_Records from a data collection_
(begin)

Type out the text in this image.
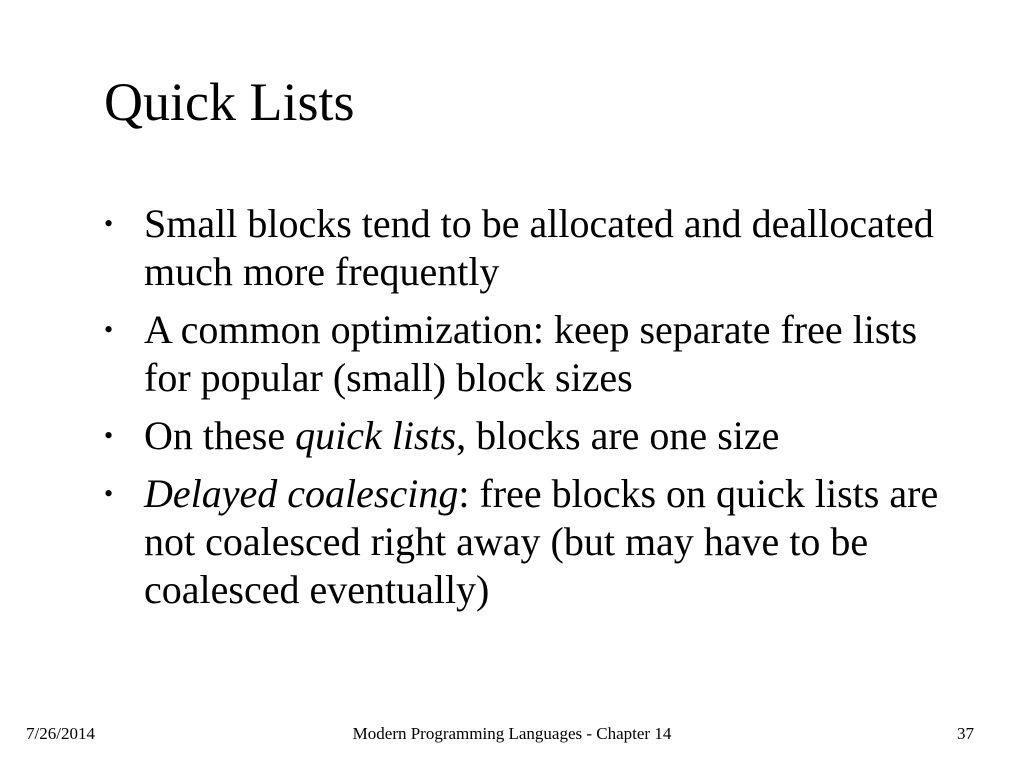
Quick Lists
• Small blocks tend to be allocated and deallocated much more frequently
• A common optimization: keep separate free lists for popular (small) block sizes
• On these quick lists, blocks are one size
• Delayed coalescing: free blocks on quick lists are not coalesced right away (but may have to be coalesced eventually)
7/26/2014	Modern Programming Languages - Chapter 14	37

(end)
(begin)

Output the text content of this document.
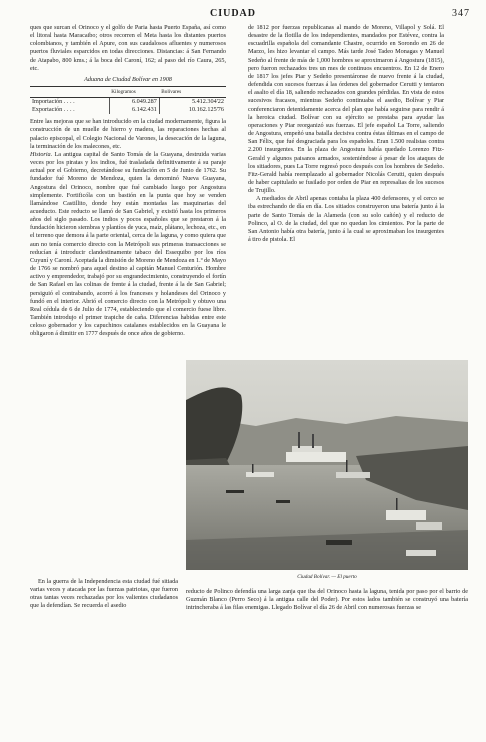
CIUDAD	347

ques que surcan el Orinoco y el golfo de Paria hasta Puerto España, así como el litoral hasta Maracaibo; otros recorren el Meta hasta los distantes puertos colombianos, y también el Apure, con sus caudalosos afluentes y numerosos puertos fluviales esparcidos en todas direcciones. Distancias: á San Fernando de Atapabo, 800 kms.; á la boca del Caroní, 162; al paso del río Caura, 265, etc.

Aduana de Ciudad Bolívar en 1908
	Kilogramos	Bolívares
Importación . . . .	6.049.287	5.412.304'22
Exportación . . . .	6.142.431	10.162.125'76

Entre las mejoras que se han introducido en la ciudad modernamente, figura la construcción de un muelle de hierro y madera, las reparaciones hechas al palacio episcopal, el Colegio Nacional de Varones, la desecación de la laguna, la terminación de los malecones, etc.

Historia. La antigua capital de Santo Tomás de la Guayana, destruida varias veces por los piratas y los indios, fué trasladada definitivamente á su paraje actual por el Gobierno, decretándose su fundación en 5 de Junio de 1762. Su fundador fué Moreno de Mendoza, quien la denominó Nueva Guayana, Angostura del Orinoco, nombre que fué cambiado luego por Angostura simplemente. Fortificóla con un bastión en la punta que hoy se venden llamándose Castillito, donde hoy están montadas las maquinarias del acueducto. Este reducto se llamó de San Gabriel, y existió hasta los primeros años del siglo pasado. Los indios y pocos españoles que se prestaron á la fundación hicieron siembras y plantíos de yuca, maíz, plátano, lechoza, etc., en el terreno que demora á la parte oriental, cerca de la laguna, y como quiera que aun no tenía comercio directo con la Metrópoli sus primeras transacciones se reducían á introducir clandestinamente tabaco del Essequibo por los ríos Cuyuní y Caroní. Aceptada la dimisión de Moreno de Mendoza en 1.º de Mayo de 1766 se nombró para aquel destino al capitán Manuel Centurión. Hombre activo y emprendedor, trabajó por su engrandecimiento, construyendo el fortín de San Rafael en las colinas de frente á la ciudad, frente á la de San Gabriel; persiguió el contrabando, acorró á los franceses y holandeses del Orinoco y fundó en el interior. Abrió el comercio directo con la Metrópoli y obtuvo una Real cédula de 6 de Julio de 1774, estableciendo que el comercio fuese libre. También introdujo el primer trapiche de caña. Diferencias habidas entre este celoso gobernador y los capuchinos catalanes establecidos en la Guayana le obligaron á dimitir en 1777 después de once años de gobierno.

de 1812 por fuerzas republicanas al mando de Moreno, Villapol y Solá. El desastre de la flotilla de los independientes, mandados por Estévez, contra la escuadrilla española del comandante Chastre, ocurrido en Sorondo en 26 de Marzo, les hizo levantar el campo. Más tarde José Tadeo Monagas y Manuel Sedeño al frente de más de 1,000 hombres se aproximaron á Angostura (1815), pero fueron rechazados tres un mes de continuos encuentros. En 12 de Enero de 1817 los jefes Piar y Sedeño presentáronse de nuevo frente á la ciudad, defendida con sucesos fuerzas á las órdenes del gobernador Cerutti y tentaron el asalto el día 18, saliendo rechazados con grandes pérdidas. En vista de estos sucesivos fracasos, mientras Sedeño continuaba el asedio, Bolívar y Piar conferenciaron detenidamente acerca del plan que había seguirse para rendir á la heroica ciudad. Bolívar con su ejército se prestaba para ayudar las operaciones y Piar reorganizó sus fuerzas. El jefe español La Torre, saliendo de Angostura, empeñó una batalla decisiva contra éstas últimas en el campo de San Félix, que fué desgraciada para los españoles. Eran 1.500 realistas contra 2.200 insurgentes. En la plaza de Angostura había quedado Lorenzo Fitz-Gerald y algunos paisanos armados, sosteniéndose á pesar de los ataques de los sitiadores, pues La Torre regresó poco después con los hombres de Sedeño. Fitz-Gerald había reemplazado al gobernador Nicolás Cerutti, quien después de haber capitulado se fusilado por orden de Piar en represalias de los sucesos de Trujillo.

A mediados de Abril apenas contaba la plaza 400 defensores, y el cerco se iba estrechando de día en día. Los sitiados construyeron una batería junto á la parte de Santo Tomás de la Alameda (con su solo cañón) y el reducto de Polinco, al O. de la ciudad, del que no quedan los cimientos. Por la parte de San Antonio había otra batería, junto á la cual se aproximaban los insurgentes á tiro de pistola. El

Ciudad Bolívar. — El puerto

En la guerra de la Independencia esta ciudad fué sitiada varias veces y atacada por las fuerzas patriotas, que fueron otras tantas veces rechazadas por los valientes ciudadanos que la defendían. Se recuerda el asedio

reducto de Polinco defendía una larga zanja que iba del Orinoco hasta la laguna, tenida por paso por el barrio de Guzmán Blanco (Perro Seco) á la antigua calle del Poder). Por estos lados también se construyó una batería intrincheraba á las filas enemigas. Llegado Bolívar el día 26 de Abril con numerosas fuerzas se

(end)

_Short exercise_
Each line containing the word "free" counts once; report the total alone.

_Task solution_
2